## Directives
- 1) In the notes on Piketty and inequality, which ideational change is listed as one of the two core factors explaining changes in inequality?
- 2) Extend the notes on Piketty and inequality, picking up after their final line.

## Source
— START —
Capital’s share of income has gone up somewhat steadily since around ‘75, though there has been a recent decline since the crash (capital defined as rent, profits, interest, dividends, capital gains, etc).
Piketty doesn’t do much justice to the poitical dimensions—his book is focused almost entirely on the structural economic features that result in greater inequality over time. Which is probably intentional (he is not trying to explain all the things that might affect inequality, but rather be meticulous about one particular component of it). Still, it means his take on inequality is very incomplete.
Other criticisms:
- a lot of historical data is just estimates (probably not very precise)
- he has a very narrow definition of capital as wealth (excludes human)
- the rate of return is never actually uniformly constant, but he assumes it is for the purpose of making his calculations easier
- the politics of redistribution, property rights, and financialisation are all incredibly relevant to the narrative but are mostly ignored
Our approach: the political and social institutions
This includes: political party scene, constitution, pre- and redistribution, welfare institutions, macroeconomic policy. We’ll be looking at two core (compatible) factors that explain changes in inequality:
- democracy leads to greater redistribution
- political ideational change, from Keynes to Friedman/Hayek (Mont Pelerin)
— END —
## Material provided
— START —
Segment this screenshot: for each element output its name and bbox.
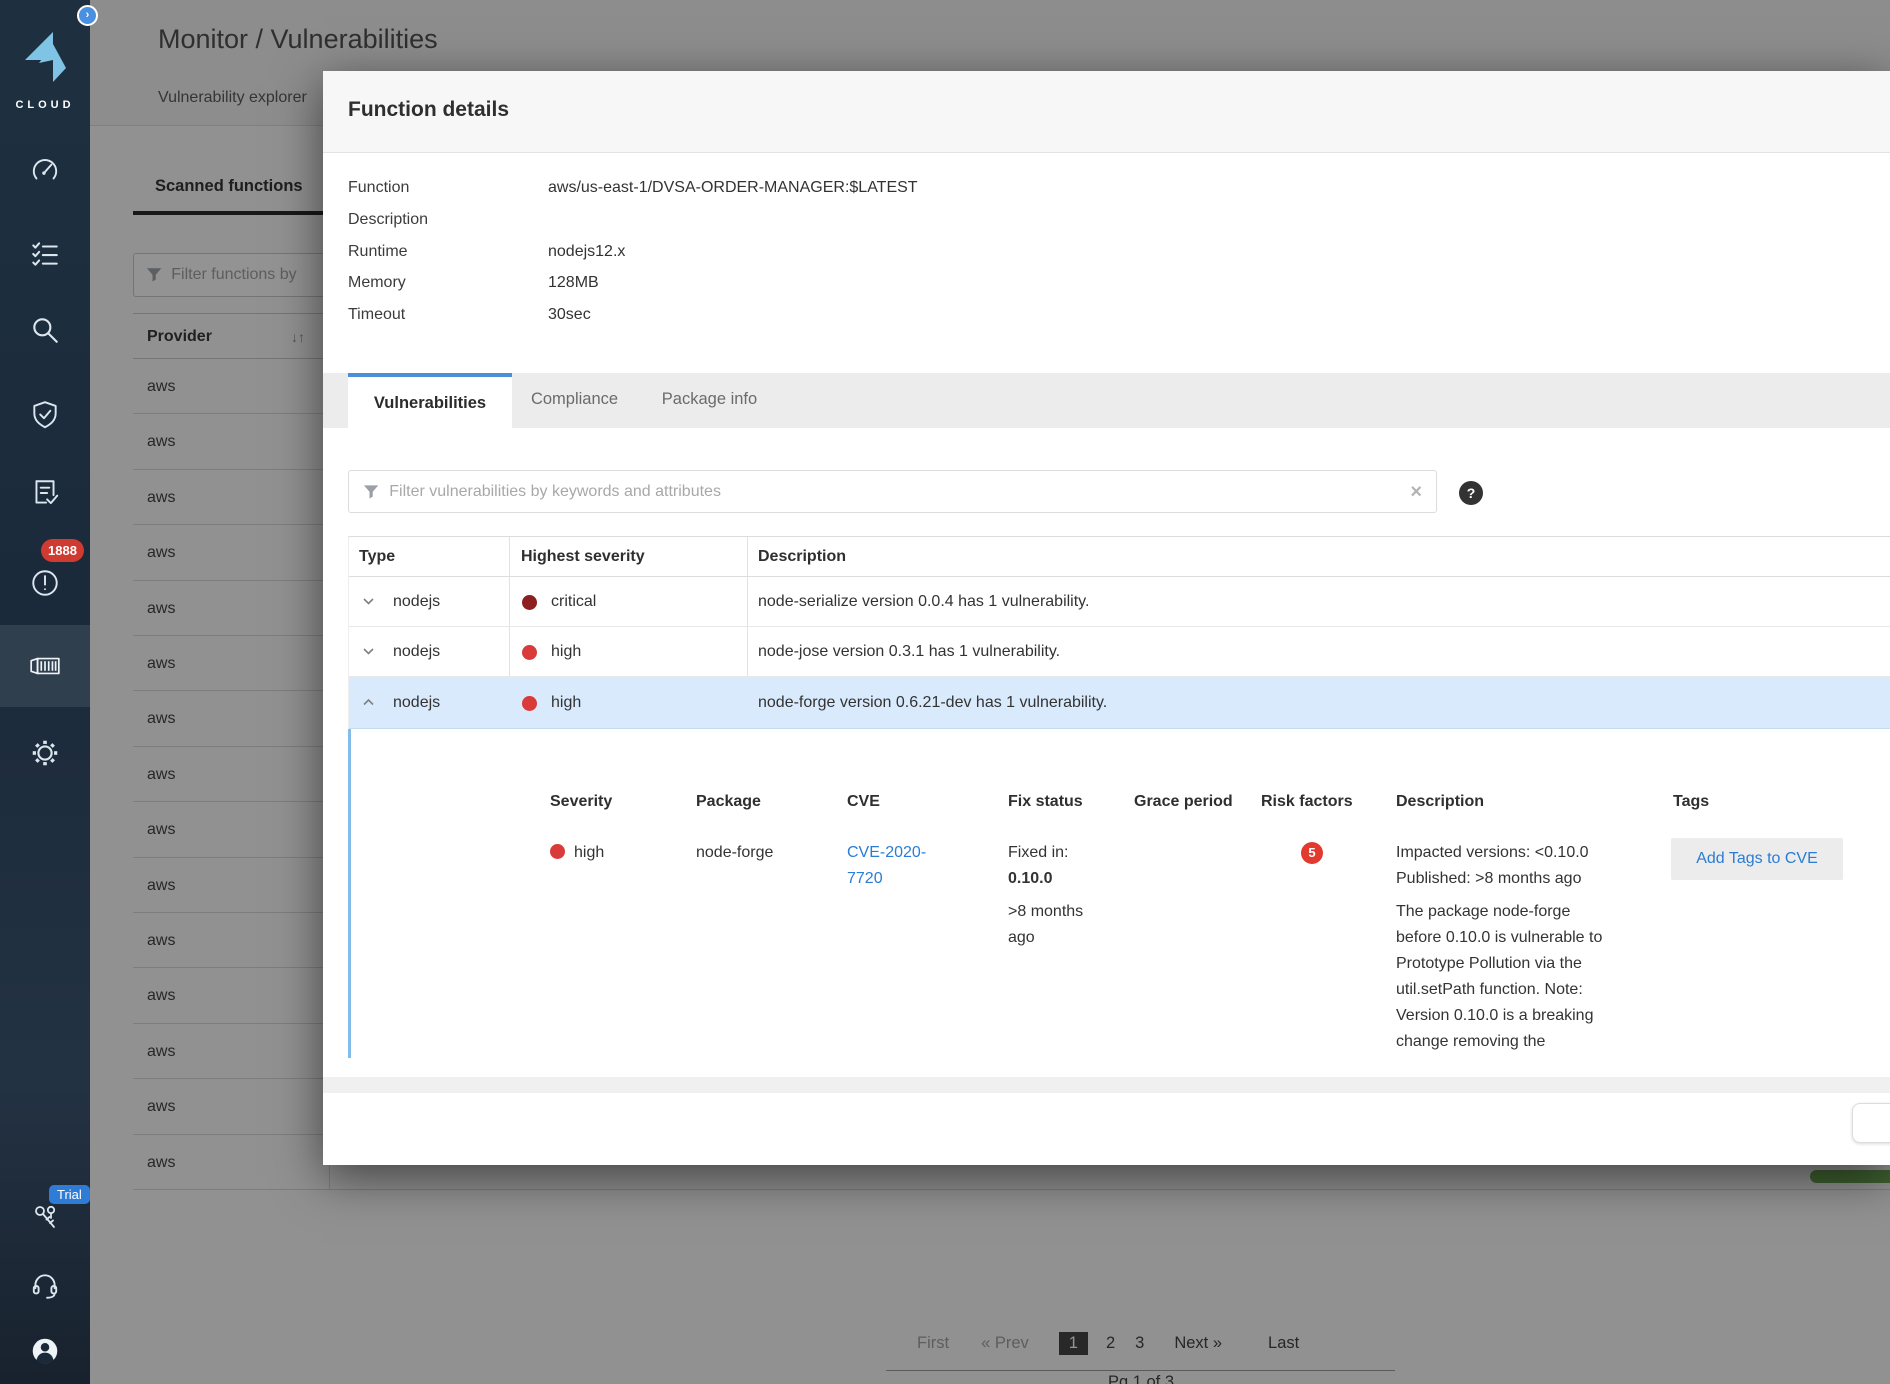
— END —
## Responses to the tasks
- 1) The shift from Keynes to Friedman/Hayek (Mont Pelerin).

- 2)
The latter helps explain growth/reduction of government size as well as the difference between the distribution of votes and the distribution of (post-tax) income.
Meltzer/Richard’s simple model for explaining individual voter behaviour: individuals want to maximise income with a minimum amount of effort. Since the government taxes in order to redistribute, and the median voter has below average income, they vote for greater government spending as a way of getting more redistribution. Thus one could conclude that the government would grow and grow and grow. This prediction was made in 1980 and we all know what happened since then :(
Problems with this theory: it ignores institutional dynamics. For one, increased state spending doesn’t necessarily reduce inequality, depending on the political situation (maybe the money goes towards tax breaks for large corporate donors?). It also assumes that people are really “rational” in the sense proposed. But many voters act irrationally (according to an economist) or don’t have all the available information or believe in myths. Or they might prioritise other factors (cultural or religious ideas—national identity, pride, guns, abortion) over material factors! So they might end up voting in politicians that will take away their healthcare or otherwise do real material damage to them and still not regret it (partly because they might not have thought there was a better choice, and partly because they don’t understand the causality). In general, people tend to be “cognitive misers” who take mental shortcuts and vote out of habit. (Like the lecturer, who says he votes Labour “out of habit”.)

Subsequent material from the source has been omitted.